Task requirements
Show every line where "episode" occurs.

Data lines

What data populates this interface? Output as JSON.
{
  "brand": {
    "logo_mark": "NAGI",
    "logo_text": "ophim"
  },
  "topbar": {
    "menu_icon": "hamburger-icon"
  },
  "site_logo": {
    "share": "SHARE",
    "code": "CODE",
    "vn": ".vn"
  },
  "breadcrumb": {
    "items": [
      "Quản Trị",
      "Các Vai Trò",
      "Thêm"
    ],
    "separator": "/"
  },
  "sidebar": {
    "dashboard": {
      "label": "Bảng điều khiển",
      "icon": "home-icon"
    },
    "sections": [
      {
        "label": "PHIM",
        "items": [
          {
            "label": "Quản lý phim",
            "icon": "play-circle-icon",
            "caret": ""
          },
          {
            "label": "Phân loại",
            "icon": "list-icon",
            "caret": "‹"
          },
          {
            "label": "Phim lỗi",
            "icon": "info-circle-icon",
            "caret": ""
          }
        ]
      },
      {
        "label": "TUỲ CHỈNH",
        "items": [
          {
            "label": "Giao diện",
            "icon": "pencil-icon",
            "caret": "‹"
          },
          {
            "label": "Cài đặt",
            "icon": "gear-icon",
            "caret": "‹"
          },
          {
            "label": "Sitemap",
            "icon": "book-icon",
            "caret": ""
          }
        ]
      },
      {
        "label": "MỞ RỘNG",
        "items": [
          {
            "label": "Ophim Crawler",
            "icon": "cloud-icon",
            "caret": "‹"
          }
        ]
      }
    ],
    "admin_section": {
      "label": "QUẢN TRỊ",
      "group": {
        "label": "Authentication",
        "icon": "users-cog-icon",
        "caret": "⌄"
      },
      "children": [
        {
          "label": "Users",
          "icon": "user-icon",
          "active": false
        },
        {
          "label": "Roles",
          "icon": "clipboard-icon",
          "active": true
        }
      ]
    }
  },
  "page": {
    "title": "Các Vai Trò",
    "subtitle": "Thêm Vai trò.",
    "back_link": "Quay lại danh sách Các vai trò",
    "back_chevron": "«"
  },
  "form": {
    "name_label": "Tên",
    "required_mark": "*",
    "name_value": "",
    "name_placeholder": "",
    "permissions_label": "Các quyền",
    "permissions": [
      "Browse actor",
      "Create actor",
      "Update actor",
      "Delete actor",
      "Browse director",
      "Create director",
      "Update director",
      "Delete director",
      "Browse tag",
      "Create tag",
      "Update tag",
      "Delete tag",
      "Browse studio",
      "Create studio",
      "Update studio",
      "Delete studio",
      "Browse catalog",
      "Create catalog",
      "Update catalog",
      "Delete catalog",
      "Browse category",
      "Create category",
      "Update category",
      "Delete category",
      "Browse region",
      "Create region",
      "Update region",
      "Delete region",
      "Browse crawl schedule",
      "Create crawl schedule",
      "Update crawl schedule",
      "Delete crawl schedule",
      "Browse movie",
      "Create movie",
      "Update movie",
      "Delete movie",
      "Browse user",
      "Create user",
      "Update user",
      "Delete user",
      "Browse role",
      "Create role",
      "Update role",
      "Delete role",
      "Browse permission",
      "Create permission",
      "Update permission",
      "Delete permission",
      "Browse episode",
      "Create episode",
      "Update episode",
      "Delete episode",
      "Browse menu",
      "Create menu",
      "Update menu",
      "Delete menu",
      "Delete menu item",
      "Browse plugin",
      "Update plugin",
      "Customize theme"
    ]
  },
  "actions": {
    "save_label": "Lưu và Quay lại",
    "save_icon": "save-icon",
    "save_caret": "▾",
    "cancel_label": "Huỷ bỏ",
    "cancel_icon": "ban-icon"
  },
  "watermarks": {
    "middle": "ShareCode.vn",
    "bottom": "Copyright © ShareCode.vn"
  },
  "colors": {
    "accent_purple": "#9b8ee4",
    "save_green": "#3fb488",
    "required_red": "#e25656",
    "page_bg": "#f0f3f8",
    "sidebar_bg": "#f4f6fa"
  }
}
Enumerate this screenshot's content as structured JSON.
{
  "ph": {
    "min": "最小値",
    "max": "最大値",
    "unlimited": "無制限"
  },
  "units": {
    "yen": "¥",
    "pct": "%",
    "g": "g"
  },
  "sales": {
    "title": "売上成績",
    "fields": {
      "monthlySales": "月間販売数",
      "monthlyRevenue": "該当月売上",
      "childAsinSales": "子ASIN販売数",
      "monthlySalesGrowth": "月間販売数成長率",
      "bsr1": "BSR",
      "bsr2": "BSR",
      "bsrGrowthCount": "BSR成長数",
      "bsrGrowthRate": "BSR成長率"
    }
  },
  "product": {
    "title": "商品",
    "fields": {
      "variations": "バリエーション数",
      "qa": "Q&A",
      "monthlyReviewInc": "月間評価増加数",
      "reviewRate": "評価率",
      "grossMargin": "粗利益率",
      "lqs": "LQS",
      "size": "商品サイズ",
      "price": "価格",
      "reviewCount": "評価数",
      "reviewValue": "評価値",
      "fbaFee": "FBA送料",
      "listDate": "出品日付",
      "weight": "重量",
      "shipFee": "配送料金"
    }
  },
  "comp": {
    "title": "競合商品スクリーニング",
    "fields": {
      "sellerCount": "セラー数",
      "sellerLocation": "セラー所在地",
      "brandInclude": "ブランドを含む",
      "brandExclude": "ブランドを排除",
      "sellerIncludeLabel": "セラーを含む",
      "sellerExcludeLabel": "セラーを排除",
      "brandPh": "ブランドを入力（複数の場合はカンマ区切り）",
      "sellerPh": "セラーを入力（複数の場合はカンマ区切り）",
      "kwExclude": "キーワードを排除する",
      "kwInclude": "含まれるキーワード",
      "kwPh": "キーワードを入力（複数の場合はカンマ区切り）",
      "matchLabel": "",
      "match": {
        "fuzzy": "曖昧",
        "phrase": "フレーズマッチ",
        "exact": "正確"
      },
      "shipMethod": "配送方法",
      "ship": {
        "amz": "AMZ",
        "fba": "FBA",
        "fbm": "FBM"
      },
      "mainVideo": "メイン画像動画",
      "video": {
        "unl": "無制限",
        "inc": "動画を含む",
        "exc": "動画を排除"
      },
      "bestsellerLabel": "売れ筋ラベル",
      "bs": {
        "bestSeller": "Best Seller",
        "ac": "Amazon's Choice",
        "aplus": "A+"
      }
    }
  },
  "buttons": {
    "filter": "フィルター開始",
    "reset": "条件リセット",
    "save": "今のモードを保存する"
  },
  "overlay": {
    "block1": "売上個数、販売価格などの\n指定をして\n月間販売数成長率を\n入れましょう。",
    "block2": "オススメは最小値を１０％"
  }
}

Answer to the task
      "Browse episode",
      "Create episode",
      "Update episode",
      "Delete episode",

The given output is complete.